Source —

'Free Fire' is Jokey Ensemble Shootout Comedy

It seems indelicate to recommend a movie that features gun violence so prominently (and so flippantly) in the immediate wake of the Steve Stephens incident, but Free Fire, directed by Brit Ben Wheatley, which opens Friday in limited release, does precisely that. It's an ensemble period piece (1978, Boston) that's much more a "shootout comedy" than a traditional "action comedy." The bulk of the film is an elaborate, often hysterical, warehouse gun fight precipitated by an arms deal that goes south (as arms deals are wont to do).

Chris (Cillian Murphy) is an emissary from Ireland, presumably with ties to the IRA. He's in the U.S. to buy machine guns from a dandy of a South African dealer named Vernon (Sharlto Copley) and his attache Martin (Babou Ceesay). The dockside warehouse meeting has been facilitated, to varying degrees, by Chris's associate Frank (Michael Smiley), a dodgy negotiator named Justine (Brie Larsen) and a pot-smoking, sports coat-wearing fixer named Ord (Armie Hammer). Tension initially mounts when Vernon supplies the wrong model firearm, but it bubbles over when the opposing "muscle" (Sam Riley and Jack Reynor, respectively) squabble over a personal disagreement from the previous evening.

Much to everyone's annoyance, the ordeal becomes an all-out shootout.

Task instructions —
1. Condense the paragraph of the Free Fire review above that begins "Chris (Cillian Murphy) is an emissary" into a short bulleted list that keeps its main facts.
2. Extend the Free Fire review above by writing what comes after its final sentence, "Much to everyone's annoyance, the ordeal becomes an all-out shootout."

Record set —

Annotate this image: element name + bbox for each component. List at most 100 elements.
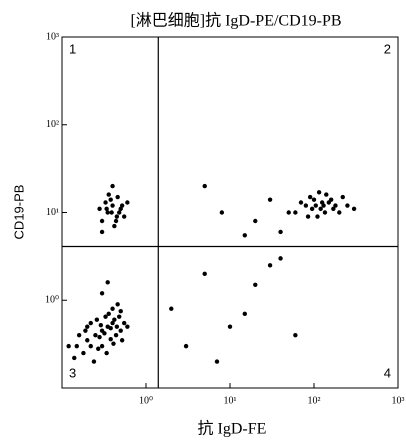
event-dot <box>169 306 174 311</box>
event-dot <box>202 183 207 189</box>
event-dot <box>111 341 116 346</box>
event-dot <box>117 210 122 215</box>
event-dot <box>112 223 117 229</box>
event-dot <box>113 332 119 338</box>
event-dot <box>316 190 322 195</box>
event-dot <box>307 194 313 200</box>
event-dot <box>114 214 120 219</box>
event-dot <box>337 210 342 215</box>
y-tick-label: 10³ <box>46 31 59 42</box>
event-dot <box>319 200 325 205</box>
event-dot <box>322 210 328 215</box>
event-dot <box>227 324 233 329</box>
event-dot <box>99 291 105 296</box>
event-dot <box>315 214 320 219</box>
event-dot <box>110 203 115 208</box>
event-dot <box>85 338 90 343</box>
event-dot <box>76 332 82 338</box>
event-dot <box>121 320 127 326</box>
chart-title: [淋巴细胞]抗 IgD-PE/CD19-PB <box>130 12 341 30</box>
event-dot <box>118 206 123 212</box>
event-dot <box>253 282 258 287</box>
event-dot <box>102 331 107 336</box>
event-dot <box>115 302 120 307</box>
event-dot <box>81 350 86 356</box>
event-dot <box>99 218 105 224</box>
quadrant-label: 3 <box>69 365 76 380</box>
event-dot <box>108 197 113 202</box>
x-tick-label: 10¹ <box>224 395 237 406</box>
event-dot <box>118 328 123 333</box>
event-dot <box>97 206 102 212</box>
event-dot <box>88 343 93 349</box>
event-dot <box>305 214 311 219</box>
x-tick-label: 10³ <box>392 395 405 406</box>
y-tick-label: 10² <box>46 119 59 130</box>
event-dot <box>74 343 79 349</box>
event-dot <box>219 210 225 215</box>
event-dot <box>286 210 291 215</box>
event-dot <box>105 210 110 215</box>
event-dot <box>125 200 130 205</box>
quadrant-label: 2 <box>384 41 391 56</box>
event-dot <box>311 197 317 202</box>
event-dot <box>110 183 115 189</box>
event-dot <box>117 314 122 319</box>
event-dot <box>121 214 127 219</box>
event-dot <box>105 280 110 285</box>
event-dot <box>333 203 338 208</box>
event-dot <box>118 309 123 314</box>
event-dot <box>97 334 102 340</box>
event-dot <box>278 229 283 235</box>
event-dot <box>104 206 109 212</box>
event-dot <box>104 350 109 356</box>
event-dot <box>345 203 350 208</box>
event-dot <box>119 338 125 343</box>
event-dot <box>309 206 315 212</box>
event-dot <box>93 332 98 338</box>
event-dot <box>103 200 108 205</box>
event-dot <box>253 218 258 224</box>
event-dot <box>328 197 334 202</box>
event-dot <box>303 203 309 208</box>
event-dot <box>85 324 90 329</box>
event-dot <box>109 210 114 215</box>
quadrant-label: 4 <box>384 365 391 380</box>
event-dot <box>66 343 71 349</box>
event-dot <box>293 210 298 215</box>
event-dot <box>108 336 113 342</box>
event-dot <box>112 317 117 322</box>
event-dot <box>278 256 283 261</box>
event-dot <box>183 343 189 349</box>
event-dot <box>351 206 357 212</box>
y-tick-label: 10¹ <box>46 207 59 218</box>
event-dot <box>267 197 273 202</box>
event-dot <box>72 355 77 361</box>
event-dot <box>99 343 105 349</box>
event-dot <box>267 263 273 268</box>
event-dot <box>110 306 115 311</box>
quadrant-label: 1 <box>69 41 76 56</box>
event-dot <box>106 311 111 317</box>
event-dot <box>202 271 207 277</box>
event-dot <box>331 206 336 212</box>
event-dot <box>110 320 115 326</box>
event-dot <box>340 194 345 200</box>
event-dot <box>324 192 329 197</box>
event-dot <box>98 322 104 328</box>
event-dot <box>113 218 119 224</box>
event-dot <box>125 324 130 329</box>
event-dot <box>91 359 97 364</box>
x-axis-label: 抗 IgD-FE <box>198 420 267 438</box>
event-dot <box>94 317 100 322</box>
event-dot <box>115 194 120 200</box>
event-dot <box>119 203 125 208</box>
x-tick-label: 10⁰ <box>139 395 153 406</box>
event-dot <box>99 229 105 235</box>
event-dot <box>242 311 247 317</box>
event-dot <box>96 346 101 351</box>
y-tick-label: 10⁰ <box>45 295 59 306</box>
event-dot <box>108 326 113 331</box>
event-dot <box>242 233 247 238</box>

Answers to the problems —
1.
- Chris (Cillian Murphy), an emissary from Ireland presumably tied to the IRA, is in the U.S. to buy machine guns.
- The sellers are Vernon (Sharlto Copley), a dandyish South African dealer, and his attache Martin (Babou Ceesay).
- Frank (Michael Smiley), Chris's associate; Justine (Brie Larsen), a dodgy negotiator; and Ord (Armie Hammer), a pot-smoking fixer in a sports coat, each helped set up the dockside warehouse meeting.
- Tension builds when Vernon supplies the wrong model of firearm.
- It boils over when the two sides' "muscle" (Sam Riley and Jack Reynor) argue over a personal disagreement from the night before.

2.
The melee is happily, and for the most part coherently, staged, with the opposing combatants taking cover behind vehicles, blocks of concrete, and assorted bags and machinery harvested from the industrial site. Everyone is shot, repeatedly, and in many cases beaten, burned, strangled and cudgeled in one-on-one brawls. Yet they all remain chipper throughout, exchanging barbs as they exchange fire. It must be no accident that no one ever seems seriously injured — the duration of a few of the characters' survival is an ongoing gag — until the end. And given the tone, even when few are left standing, you half-expect everyone to get up, pat the dust and blood from their jackets and limp back to their cars as they light cigarettes. It's more like watching a hyper-realistic paintball battle with '70s-era costumes and hairdos than an actual gun fight.

The script is bumpy at first. The pre-shootout scenes sometimes play like first takes, and the chummy chemistry only develops as the violence escalates. Copley, with his blond hair and outrageous accent, is the highlight, a source of recurring humor. At one point, he sheathes himself in cardboard to protect his beloved suit.

The shootout, however, isn't quite diverse or interesting enough in its choreography or internal narratives not to induce a bit of boredom. Given the brief 83-minute run time, why not invest an additional eight or 10 minutes for character development and mystery-building before the shootout? There is a twist relating to the allegiance of one of the characters, and while the idea is appreciated, the groundwork for the revelation is flimsily laid.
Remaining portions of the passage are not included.